#### EXERCISE INPUT:
━━━━━━━━━━

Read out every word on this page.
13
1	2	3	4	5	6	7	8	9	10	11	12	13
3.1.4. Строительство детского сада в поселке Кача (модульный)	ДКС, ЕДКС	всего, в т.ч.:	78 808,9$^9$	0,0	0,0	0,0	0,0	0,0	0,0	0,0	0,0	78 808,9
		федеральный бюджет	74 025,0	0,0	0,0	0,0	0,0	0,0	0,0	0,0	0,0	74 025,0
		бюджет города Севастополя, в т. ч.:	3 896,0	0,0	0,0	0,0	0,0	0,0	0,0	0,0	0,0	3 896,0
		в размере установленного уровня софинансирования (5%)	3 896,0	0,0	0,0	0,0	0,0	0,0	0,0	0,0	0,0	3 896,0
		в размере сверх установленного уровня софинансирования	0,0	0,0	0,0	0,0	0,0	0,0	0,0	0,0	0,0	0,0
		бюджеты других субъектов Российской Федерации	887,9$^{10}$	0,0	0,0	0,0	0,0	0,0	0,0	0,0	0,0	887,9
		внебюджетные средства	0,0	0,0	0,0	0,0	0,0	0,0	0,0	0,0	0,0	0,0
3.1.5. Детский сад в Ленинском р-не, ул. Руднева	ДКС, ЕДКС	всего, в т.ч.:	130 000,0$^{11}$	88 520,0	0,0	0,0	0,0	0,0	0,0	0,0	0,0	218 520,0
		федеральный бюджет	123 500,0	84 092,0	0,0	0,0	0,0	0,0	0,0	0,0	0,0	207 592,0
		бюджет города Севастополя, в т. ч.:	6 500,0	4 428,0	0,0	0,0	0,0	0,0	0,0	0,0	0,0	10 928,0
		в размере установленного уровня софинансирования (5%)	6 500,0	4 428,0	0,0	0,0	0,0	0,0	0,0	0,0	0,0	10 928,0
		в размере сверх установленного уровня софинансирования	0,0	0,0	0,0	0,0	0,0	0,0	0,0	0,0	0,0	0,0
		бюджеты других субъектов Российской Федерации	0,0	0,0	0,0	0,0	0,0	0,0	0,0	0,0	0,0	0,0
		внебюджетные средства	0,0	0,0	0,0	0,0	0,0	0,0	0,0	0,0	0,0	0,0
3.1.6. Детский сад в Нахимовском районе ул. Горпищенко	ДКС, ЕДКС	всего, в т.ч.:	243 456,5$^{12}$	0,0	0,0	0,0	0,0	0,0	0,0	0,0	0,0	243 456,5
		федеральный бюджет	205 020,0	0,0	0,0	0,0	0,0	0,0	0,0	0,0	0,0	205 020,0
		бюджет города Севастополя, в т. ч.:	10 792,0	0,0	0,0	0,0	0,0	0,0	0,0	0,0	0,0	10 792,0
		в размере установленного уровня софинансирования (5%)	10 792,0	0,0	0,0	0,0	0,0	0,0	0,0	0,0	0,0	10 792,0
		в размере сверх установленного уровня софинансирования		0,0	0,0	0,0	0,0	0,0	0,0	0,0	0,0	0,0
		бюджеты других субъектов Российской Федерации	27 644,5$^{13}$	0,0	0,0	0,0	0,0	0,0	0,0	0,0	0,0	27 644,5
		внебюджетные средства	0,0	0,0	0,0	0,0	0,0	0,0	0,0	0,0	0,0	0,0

━━━━━━━━━━

#### TO DO:
Reproduce all the data word for word.

#### EXERCISE RESPONSE:
Read out every word on this page.
13
1	2	3	4	5	6	7	8	9	10	11	12	13
3.1.4. Строительство детского сада в поселке Кача (модульный)	ДКС, ЕДКС	всего, в т.ч.:	78 808,9$^9$	0,0	0,0	0,0	0,0	0,0	0,0	0,0	0,0	78 808,9
		федеральный бюджет	74 025,0	0,0	0,0	0,0	0,0	0,0	0,0	0,0	0,0	74 025,0
		бюджет города Севастополя, в т. ч.:	3 896,0	0,0	0,0	0,0	0,0	0,0	0,0	0,0	0,0	3 896,0
		в размере установленного уровня софинансирования (5%)	3 896,0	0,0	0,0	0,0	0,0	0,0	0,0	0,0	0,0	3 896,0
		в размере сверх установленного уровня софинансирования	0,0	0,0	0,0	0,0	0,0	0,0	0,0	0,0	0,0	0,0
		бюджеты других субъектов Российской Федерации	887,9$^{10}$	0,0	0,0	0,0	0,0	0,0	0,0	0,0	0,0	887,9
		внебюджетные средства	0,0	0,0	0,0	0,0	0,0	0,0	0,0	0,0	0,0	0,0
3.1.5. Детский сад в Ленинском р-не, ул. Руднева	ДКС, ЕДКС	всего, в т.ч.:	130 000,0$^{11}$	88 520,0	0,0	0,0	0,0	0,0	0,0	0,0	0,0	218 520,0
		федеральный бюджет	123 500,0	84 092,0	0,0	0,0	0,0	0,0	0,0	0,0	0,0	207 592,0
		бюджет города Севастополя, в т. ч.:	6 500,0	4 428,0	0,0	0,0	0,0	0,0	0,0	0,0	0,0	10 928,0
		в размере установленного уровня софинансирования (5%)	6 500,0	4 428,0	0,0	0,0	0,0	0,0	0,0	0,0	0,0	10 928,0
		в размере сверх установленного уровня софинансирования	0,0	0,0	0,0	0,0	0,0	0,0	0,0	0,0	0,0	0,0
		бюджеты других субъектов Российской Федерации	0,0	0,0	0,0	0,0	0,0	0,0	0,0	0,0	0,0	0,0
		внебюджетные средства	0,0	0,0	0,0	0,0	0,0	0,0	0,0	0,0	0,0	0,0
3.1.6. Детский сад в Нахимовском районе ул. Горпищенко	ДКС, ЕДКС	всего, в т.ч.:	243 456,5$^{12}$	0,0	0,0	0,0	0,0	0,0	0,0	0,0	0,0	243 456,5
		федеральный бюджет	205 020,0	0,0	0,0	0,0	0,0	0,0	0,0	0,0	0,0	205 020,0
		бюджет города Севастополя, в т. ч.:	10 792,0	0,0	0,0	0,0	0,0	0,0	0,0	0,0	0,0	10 792,0
		в размере установленного уровня софинансирования (5%)	10 792,0	0,0	0,0	0,0	0,0	0,0	0,0	0,0	0,0	10 792,0
		в размере сверх установленного уровня софинансирования		0,0	0,0	0,0	0,0	0,0	0,0	0,0	0,0	0,0
		бюджеты других субъектов Российской Федерации	27 644,5$^{13}$	0,0	0,0	0,0	0,0	0,0	0,0	0,0	0,0	27 644,5
		внебюджетные средства	0,0	0,0	0,0	0,0	0,0	0,0	0,0	0,0	0,0	0,0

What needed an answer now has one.